→ **Your objective**
The records below must be retyped exactly.
--- START Provided records ---
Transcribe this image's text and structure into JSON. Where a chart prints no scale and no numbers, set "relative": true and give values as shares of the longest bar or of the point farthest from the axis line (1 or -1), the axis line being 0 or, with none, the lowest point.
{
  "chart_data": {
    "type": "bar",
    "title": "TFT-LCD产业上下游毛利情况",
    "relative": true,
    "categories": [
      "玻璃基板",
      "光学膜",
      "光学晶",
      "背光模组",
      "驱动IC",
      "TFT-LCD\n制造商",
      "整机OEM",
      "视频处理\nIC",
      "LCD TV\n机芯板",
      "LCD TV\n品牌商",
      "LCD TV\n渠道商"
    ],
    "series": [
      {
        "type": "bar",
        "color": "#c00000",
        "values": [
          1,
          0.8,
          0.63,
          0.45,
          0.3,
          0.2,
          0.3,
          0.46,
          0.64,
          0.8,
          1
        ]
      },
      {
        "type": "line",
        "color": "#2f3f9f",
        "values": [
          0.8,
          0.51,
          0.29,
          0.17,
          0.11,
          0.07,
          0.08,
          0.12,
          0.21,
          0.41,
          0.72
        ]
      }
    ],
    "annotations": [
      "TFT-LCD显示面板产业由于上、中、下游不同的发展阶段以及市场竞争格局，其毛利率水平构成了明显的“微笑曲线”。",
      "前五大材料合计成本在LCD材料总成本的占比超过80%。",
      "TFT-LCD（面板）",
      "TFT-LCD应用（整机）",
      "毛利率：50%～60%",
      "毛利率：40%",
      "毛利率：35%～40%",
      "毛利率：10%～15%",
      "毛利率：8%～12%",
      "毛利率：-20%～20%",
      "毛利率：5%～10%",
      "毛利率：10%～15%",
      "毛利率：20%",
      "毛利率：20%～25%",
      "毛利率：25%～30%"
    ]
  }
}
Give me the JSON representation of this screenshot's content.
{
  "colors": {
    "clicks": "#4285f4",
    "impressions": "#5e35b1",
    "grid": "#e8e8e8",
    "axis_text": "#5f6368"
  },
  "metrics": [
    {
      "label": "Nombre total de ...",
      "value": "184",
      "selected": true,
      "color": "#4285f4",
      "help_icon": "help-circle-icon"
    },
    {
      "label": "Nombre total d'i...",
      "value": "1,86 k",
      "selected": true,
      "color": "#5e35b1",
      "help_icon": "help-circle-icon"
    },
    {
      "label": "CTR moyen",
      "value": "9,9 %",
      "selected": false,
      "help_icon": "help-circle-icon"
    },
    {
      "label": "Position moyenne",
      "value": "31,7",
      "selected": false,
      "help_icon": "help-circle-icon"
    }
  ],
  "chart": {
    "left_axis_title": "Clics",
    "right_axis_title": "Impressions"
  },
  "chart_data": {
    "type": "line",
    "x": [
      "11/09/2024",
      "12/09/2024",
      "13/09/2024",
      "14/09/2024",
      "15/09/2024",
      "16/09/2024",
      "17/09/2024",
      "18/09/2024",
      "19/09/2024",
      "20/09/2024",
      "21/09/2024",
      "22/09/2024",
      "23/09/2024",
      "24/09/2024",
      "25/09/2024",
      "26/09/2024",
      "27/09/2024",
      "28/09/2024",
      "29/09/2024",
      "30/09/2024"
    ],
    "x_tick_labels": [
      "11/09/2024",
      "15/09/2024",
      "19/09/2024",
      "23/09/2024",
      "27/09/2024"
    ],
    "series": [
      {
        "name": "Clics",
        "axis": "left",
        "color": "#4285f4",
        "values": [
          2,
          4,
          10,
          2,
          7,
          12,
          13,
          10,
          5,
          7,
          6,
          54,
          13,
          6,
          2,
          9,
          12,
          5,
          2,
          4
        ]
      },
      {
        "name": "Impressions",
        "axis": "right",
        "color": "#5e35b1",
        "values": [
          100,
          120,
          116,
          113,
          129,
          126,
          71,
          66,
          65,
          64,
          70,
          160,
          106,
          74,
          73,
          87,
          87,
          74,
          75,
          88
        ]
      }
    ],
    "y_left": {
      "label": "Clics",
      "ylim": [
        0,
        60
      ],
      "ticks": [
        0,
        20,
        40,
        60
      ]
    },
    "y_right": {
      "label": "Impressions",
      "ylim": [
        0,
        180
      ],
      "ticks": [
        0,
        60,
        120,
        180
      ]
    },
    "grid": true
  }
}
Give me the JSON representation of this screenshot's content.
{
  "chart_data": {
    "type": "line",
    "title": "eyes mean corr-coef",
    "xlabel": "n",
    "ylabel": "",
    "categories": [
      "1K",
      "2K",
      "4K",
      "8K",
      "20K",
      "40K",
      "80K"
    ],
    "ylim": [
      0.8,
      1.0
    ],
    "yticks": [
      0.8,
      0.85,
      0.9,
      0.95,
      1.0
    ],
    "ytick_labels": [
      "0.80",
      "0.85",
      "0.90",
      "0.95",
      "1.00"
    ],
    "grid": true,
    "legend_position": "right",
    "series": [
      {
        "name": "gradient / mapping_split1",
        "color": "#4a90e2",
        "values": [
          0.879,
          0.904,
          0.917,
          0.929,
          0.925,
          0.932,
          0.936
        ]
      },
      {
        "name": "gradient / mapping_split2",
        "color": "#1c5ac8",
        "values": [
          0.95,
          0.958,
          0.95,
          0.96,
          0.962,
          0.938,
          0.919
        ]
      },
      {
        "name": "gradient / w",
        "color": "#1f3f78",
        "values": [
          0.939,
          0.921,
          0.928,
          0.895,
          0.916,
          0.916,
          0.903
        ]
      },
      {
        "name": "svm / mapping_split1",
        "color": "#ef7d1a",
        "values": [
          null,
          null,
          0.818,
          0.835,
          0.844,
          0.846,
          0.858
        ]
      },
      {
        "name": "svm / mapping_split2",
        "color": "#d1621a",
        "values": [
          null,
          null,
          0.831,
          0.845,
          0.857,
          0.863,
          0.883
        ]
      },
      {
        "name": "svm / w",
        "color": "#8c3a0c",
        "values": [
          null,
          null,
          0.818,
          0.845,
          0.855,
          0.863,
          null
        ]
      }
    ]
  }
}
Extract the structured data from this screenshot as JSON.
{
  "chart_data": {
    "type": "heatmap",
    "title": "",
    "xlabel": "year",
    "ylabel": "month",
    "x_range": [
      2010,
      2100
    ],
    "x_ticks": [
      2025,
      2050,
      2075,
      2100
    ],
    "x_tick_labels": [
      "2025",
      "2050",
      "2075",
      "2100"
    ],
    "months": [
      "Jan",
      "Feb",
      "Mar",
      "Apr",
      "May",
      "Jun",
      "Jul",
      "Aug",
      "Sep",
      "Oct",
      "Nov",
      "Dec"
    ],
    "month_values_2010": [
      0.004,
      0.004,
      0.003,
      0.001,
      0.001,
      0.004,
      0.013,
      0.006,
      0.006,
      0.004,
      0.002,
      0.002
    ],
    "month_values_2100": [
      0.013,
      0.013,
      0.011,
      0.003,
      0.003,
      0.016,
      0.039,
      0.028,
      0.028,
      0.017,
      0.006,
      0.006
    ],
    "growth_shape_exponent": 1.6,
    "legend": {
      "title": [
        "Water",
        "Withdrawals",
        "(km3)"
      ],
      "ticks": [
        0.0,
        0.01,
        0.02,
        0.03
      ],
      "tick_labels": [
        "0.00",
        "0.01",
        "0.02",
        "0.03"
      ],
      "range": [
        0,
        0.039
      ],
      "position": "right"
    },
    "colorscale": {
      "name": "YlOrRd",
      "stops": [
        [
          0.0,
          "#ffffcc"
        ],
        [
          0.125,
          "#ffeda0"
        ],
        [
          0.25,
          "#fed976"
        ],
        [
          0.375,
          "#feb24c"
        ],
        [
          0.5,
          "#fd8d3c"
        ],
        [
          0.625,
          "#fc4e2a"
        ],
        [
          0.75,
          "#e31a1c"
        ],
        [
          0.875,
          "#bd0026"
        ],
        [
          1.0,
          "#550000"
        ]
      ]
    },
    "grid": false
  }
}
--- END Provided records ---
→ **The result**
Transcribe this image's text and structure into JSON. Where a chart prints no scale and no numbers, set "relative": true and give values as shares of the longest bar or of the point farthest from the axis line (1 or -1), the axis line being 0 or, with none, the lowest point.
{
  "chart_data": {
    "type": "bar",
    "title": "TFT-LCD产业上下游毛利情况",
    "relative": true,
    "categories": [
      "玻璃基板",
      "光学膜",
      "光学晶",
      "背光模组",
      "驱动IC",
      "TFT-LCD\n制造商",
      "整机OEM",
      "视频处理\nIC",
      "LCD TV\n机芯板",
      "LCD TV\n品牌商",
      "LCD TV\n渠道商"
    ],
    "series": [
      {
        "type": "bar",
        "color": "#c00000",
        "values": [
          1,
          0.8,
          0.63,
          0.45,
          0.3,
          0.2,
          0.3,
          0.46,
          0.64,
          0.8,
          1
        ]
      },
      {
        "type": "line",
        "color": "#2f3f9f",
        "values": [
          0.8,
          0.51,
          0.29,
          0.17,
          0.11,
          0.07,
          0.08,
          0.12,
          0.21,
          0.41,
          0.72
        ]
      }
    ],
    "annotations": [
      "TFT-LCD显示面板产业由于上、中、下游不同的发展阶段以及市场竞争格局，其毛利率水平构成了明显的“微笑曲线”。",
      "前五大材料合计成本在LCD材料总成本的占比超过80%。",
      "TFT-LCD（面板）",
      "TFT-LCD应用（整机）",
      "毛利率：50%～60%",
      "毛利率：40%",
      "毛利率：35%～40%",
      "毛利率：10%～15%",
      "毛利率：8%～12%",
      "毛利率：-20%～20%",
      "毛利率：5%～10%",
      "毛利率：10%～15%",
      "毛利率：20%",
      "毛利率：20%～25%",
      "毛利率：25%～30%"
    ]
  }
}
Give me the JSON representation of this screenshot's content.
{
  "colors": {
    "clicks": "#4285f4",
    "impressions": "#5e35b1",
    "grid": "#e8e8e8",
    "axis_text": "#5f6368"
  },
  "metrics": [
    {
      "label": "Nombre total de ...",
      "value": "184",
      "selected": true,
      "color": "#4285f4",
      "help_icon": "help-circle-icon"
    },
    {
      "label": "Nombre total d'i...",
      "value": "1,86 k",
      "selected": true,
      "color": "#5e35b1",
      "help_icon": "help-circle-icon"
    },
    {
      "label": "CTR moyen",
      "value": "9,9 %",
      "selected": false,
      "help_icon": "help-circle-icon"
    },
    {
      "label": "Position moyenne",
      "value": "31,7",
      "selected": false,
      "help_icon": "help-circle-icon"
    }
  ],
  "chart": {
    "left_axis_title": "Clics",
    "right_axis_title": "Impressions"
  },
  "chart_data": {
    "type": "line",
    "x": [
      "11/09/2024",
      "12/09/2024",
      "13/09/2024",
      "14/09/2024",
      "15/09/2024",
      "16/09/2024",
      "17/09/2024",
      "18/09/2024",
      "19/09/2024",
      "20/09/2024",
      "21/09/2024",
      "22/09/2024",
      "23/09/2024",
      "24/09/2024",
      "25/09/2024",
      "26/09/2024",
      "27/09/2024",
      "28/09/2024",
      "29/09/2024",
      "30/09/2024"
    ],
    "x_tick_labels": [
      "11/09/2024",
      "15/09/2024",
      "19/09/2024",
      "23/09/2024",
      "27/09/2024"
    ],
    "series": [
      {
        "name": "Clics",
        "axis": "left",
        "color": "#4285f4",
        "values": [
          2,
          4,
          10,
          2,
          7,
          12,
          13,
          10,
          5,
          7,
          6,
          54,
          13,
          6,
          2,
          9,
          12,
          5,
          2,
          4
        ]
      },
      {
        "name": "Impressions",
        "axis": "right",
        "color": "#5e35b1",
        "values": [
          100,
          120,
          116,
          113,
          129,
          126,
          71,
          66,
          65,
          64,
          70,
          160,
          106,
          74,
          73,
          87,
          87,
          74,
          75,
          88
        ]
      }
    ],
    "y_left": {
      "label": "Clics",
      "ylim": [
        0,
        60
      ],
      "ticks": [
        0,
        20,
        40,
        60
      ]
    },
    "y_right": {
      "label": "Impressions",
      "ylim": [
        0,
        180
      ],
      "ticks": [
        0,
        60,
        120,
        180
      ]
    },
    "grid": true
  }
}
Give me the JSON representation of this screenshot's content.
{
  "chart_data": {
    "type": "line",
    "title": "eyes mean corr-coef",
    "xlabel": "n",
    "ylabel": "",
    "categories": [
      "1K",
      "2K",
      "4K",
      "8K",
      "20K",
      "40K",
      "80K"
    ],
    "ylim": [
      0.8,
      1.0
    ],
    "yticks": [
      0.8,
      0.85,
      0.9,
      0.95,
      1.0
    ],
    "ytick_labels": [
      "0.80",
      "0.85",
      "0.90",
      "0.95",
      "1.00"
    ],
    "grid": true,
    "legend_position": "right",
    "series": [
      {
        "name": "gradient / mapping_split1",
        "color": "#4a90e2",
        "values": [
          0.879,
          0.904,
          0.917,
          0.929,
          0.925,
          0.932,
          0.936
        ]
      },
      {
        "name": "gradient / mapping_split2",
        "color": "#1c5ac8",
        "values": [
          0.95,
          0.958,
          0.95,
          0.96,
          0.962,
          0.938,
          0.919
        ]
      },
      {
        "name": "gradient / w",
        "color": "#1f3f78",
        "values": [
          0.939,
          0.921,
          0.928,
          0.895,
          0.916,
          0.916,
          0.903
        ]
      },
      {
        "name": "svm / mapping_split1",
        "color": "#ef7d1a",
        "values": [
          null,
          null,
          0.818,
          0.835,
          0.844,
          0.846,
          0.858
        ]
      },
      {
        "name": "svm / mapping_split2",
        "color": "#d1621a",
        "values": [
          null,
          null,
          0.831,
          0.845,
          0.857,
          0.863,
          0.883
        ]
      },
      {
        "name": "svm / w",
        "color": "#8c3a0c",
        "values": [
          null,
          null,
          0.818,
          0.845,
          0.855,
          0.863,
          null
        ]
      }
    ]
  }
}
Extract the structured data from this screenshot as JSON.
{
  "chart_data": {
    "type": "heatmap",
    "title": "",
    "xlabel": "year",
    "ylabel": "month",
    "x_range": [
      2010,
      2100
    ],
    "x_ticks": [
      2025,
      2050,
      2075,
      2100
    ],
    "x_tick_labels": [
      "2025",
      "2050",
      "2075",
      "2100"
    ],
    "months": [
      "Jan",
      "Feb",
      "Mar",
      "Apr",
      "May",
      "Jun",
      "Jul",
      "Aug",
      "Sep",
      "Oct",
      "Nov",
      "Dec"
    ],
    "month_values_2010": [
      0.004,
      0.004,
      0.003,
      0.001,
      0.001,
      0.004,
      0.013,
      0.006,
      0.006,
      0.004,
      0.002,
      0.002
    ],
    "month_values_2100": [
      0.013,
      0.013,
      0.011,
      0.003,
      0.003,
      0.016,
      0.039,
      0.028,
      0.028,
      0.017,
      0.006,
      0.006
    ],
    "growth_shape_exponent": 1.6,
    "legend": {
      "title": [
        "Water",
        "Withdrawals",
        "(km3)"
      ],
      "ticks": [
        0.0,
        0.01,
        0.02,
        0.03
      ],
      "tick_labels": [
        "0.00",
        "0.01",
        "0.02",
        "0.03"
      ],
      "range": [
        0,
        0.039
      ],
      "position": "right"
    },
    "colorscale": {
      "name": "YlOrRd",
      "stops": [
        [
          0.0,
          "#ffffcc"
        ],
        [
          0.125,
          "#ffeda0"
        ],
        [
          0.25,
          "#fed976"
        ],
        [
          0.375,
          "#feb24c"
        ],
        [
          0.5,
          "#fd8d3c"
        ],
        [
          0.625,
          "#fc4e2a"
        ],
        [
          0.75,
          "#e31a1c"
        ],
        [
          0.875,
          "#bd0026"
        ],
        [
          1.0,
          "#550000"
        ]
      ]
    },
    "grid": false
  }
}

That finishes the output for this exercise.